#### [Given task]
Make a tally of the lines in the records that include the string "Search", and give only that number.
Source data start
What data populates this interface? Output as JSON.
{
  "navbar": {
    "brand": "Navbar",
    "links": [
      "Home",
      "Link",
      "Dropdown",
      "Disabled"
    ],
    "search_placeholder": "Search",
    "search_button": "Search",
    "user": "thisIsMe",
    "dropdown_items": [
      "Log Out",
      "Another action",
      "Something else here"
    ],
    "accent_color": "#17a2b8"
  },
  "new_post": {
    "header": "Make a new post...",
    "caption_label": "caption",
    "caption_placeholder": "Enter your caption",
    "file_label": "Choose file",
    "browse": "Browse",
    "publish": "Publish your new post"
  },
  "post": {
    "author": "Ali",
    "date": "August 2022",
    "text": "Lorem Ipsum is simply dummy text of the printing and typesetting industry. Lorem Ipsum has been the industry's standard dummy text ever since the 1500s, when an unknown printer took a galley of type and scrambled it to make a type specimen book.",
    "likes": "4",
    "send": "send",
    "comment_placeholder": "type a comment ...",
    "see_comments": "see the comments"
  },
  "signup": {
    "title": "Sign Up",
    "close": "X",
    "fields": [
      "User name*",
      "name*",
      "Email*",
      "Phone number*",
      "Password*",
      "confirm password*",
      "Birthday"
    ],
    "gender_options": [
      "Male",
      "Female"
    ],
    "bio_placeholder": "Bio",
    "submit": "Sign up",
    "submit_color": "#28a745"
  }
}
Source data end
#### [Answer for the task]
2